**Document text**

□ □ □ □ □ □ □

Factors influencing filtration in textile materials

Polyester is widely used in filtration due to its maximum working temperature and very high abrasion resistance, aver Dr P Senthilkumar, Bishwaranjan Ghosh and E Shareen Farzana.

Filtration provides healthier and cleaner products and environment. Textile materials are used in the filtration of air, liquids, in food particles and in industrial production. Filtration fabrics are used widely in vacuum cleaners, power stations, petrochemical plants, sewage disposal, etc. Textile materials, particularly woven and nonwoven are suitable for filtration because of their complicated structure and thickness. Dust particles have to follow a tortuous path around textile fibres. Thus, due to their structure, they have high filtration efficiencies. The usage of the filter fabrics varies according to their end-use. This depends on the properties the filters have which ultimately depends on the characteristics of the raw material used for the manufacturing of the filter fabric.

A filter fabric intended to use for heavy chemical filtration may or may not be used at high temperatures. Similarly, a filter fabric intended to use at the high temperatures may not be a good chemical resistant. Hence, it is totally depending on the type of filter fabric intended to use and the specific end use. In future, filter fabric filtration will play a very critical role in day-to-day life, and there is no single type of fabric being used in all the applications, for the usage of the filter fabrics varies according to their end use.

□ □ □ □ □ □ □

**Supplied information**
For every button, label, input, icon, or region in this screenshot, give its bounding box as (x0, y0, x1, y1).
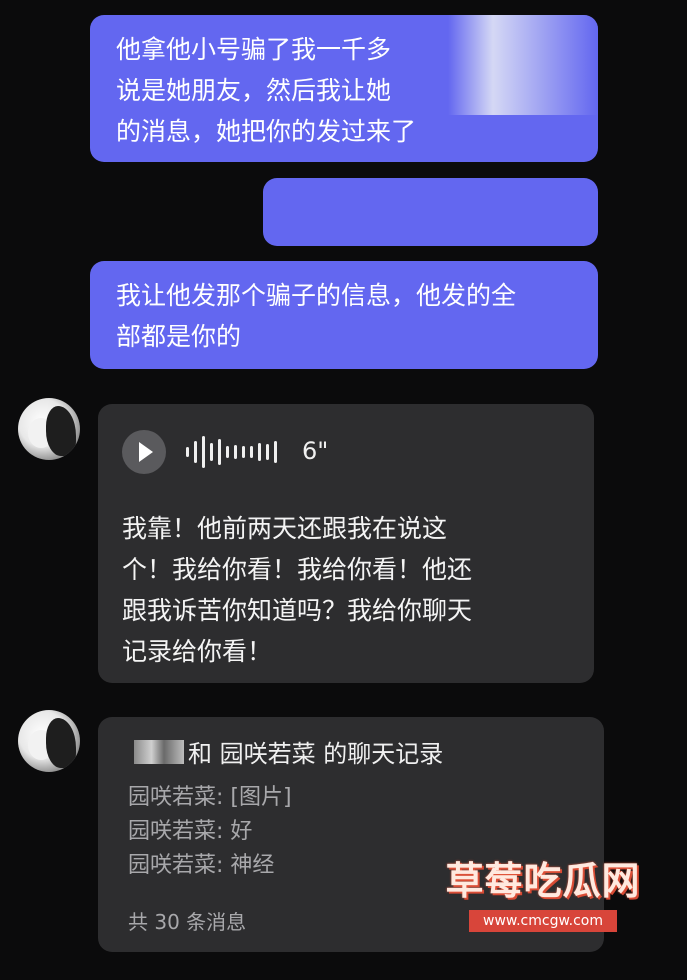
message-line: 我让他发那个骗子的信息，他发的全 (116, 281, 517, 310)
preview-line: 园咲若菜: 神经 (128, 853, 275, 878)
message-count: 共 30 条消息 (128, 910, 247, 934)
play-icon[interactable] (122, 430, 166, 474)
voice-message-bubble[interactable]: 6" 我靠！他前两天还跟我在说这 个！我给你看！我给你看！他还 跟我诉苦你知道吗… (98, 404, 594, 683)
voice-transcript: 我靠！他前两天还跟我在说这 个！我给你看！我给你看！他还 跟我诉苦你知道吗？我给… (122, 508, 562, 672)
transcript-line: 记录给你看！ (122, 637, 273, 666)
preview-line: 园咲若菜: 好 (128, 819, 253, 844)
contact-avatar[interactable] (18, 710, 80, 772)
site-watermark: 草莓吃瓜网 www.cmcgw.com (438, 858, 648, 932)
message-line: 部都是你的 (116, 322, 242, 351)
redaction-blur (448, 15, 598, 115)
voice-duration: 6" (302, 437, 329, 465)
redacted-name (134, 740, 184, 764)
waveform-icon (186, 432, 281, 472)
contact-avatar[interactable] (18, 398, 80, 460)
chat-record-title: 和 园咲若菜 的聊天记录 (134, 735, 443, 773)
watermark-url: www.cmcgw.com (469, 910, 617, 932)
transcript-line: 跟我诉苦你知道吗？我给你聊天 (122, 596, 473, 625)
message-line: 的消息，她把你的发过来了 (116, 117, 417, 146)
outgoing-message-2-redacted[interactable] (263, 178, 598, 246)
watermark-title: 草莓吃瓜网 (445, 859, 641, 903)
transcript-line: 我靠！他前两天还跟我在说这 (122, 514, 448, 543)
outgoing-message-3[interactable]: 我让他发那个骗子的信息，他发的全 部都是你的 (90, 261, 598, 369)
chat-record-title-text: 和 园咲若菜 的聊天记录 (188, 740, 444, 768)
preview-line: 园咲若菜: [图片] (128, 785, 292, 810)
chat-record-preview: 园咲若菜: [图片] 园咲若菜: 好 园咲若菜: 神经 (128, 781, 292, 883)
transcript-line: 个！我给你看！我给你看！他还 (122, 555, 473, 584)
outgoing-message-1[interactable]: 他拿他小号骗了我一千多 说是她朋友，然后我让她 的消息，她把你的发过来了 (90, 15, 598, 162)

□ □ □ □ □ □ □

**Requirements**
1. In the text on filtration in textile materials, what makes woven and nonwoven textiles suitable for filtration?
2. Summarize the text on filtration in textile materials in two sentences.

**Expected answers**
1. Their complicated structure and thickness.

2. Textile materials, especially woven and nonwoven ones, are used to filter air, liquids, food particles and industrial production because their complicated structure and thickness force dust particles along a tortuous path, giving high filtration efficiency. The choice of filter fabric depends on its end use and the properties of its raw material, since a fabric meant for heavy chemical filtration may not work at high temperatures and no single fabric suits every application.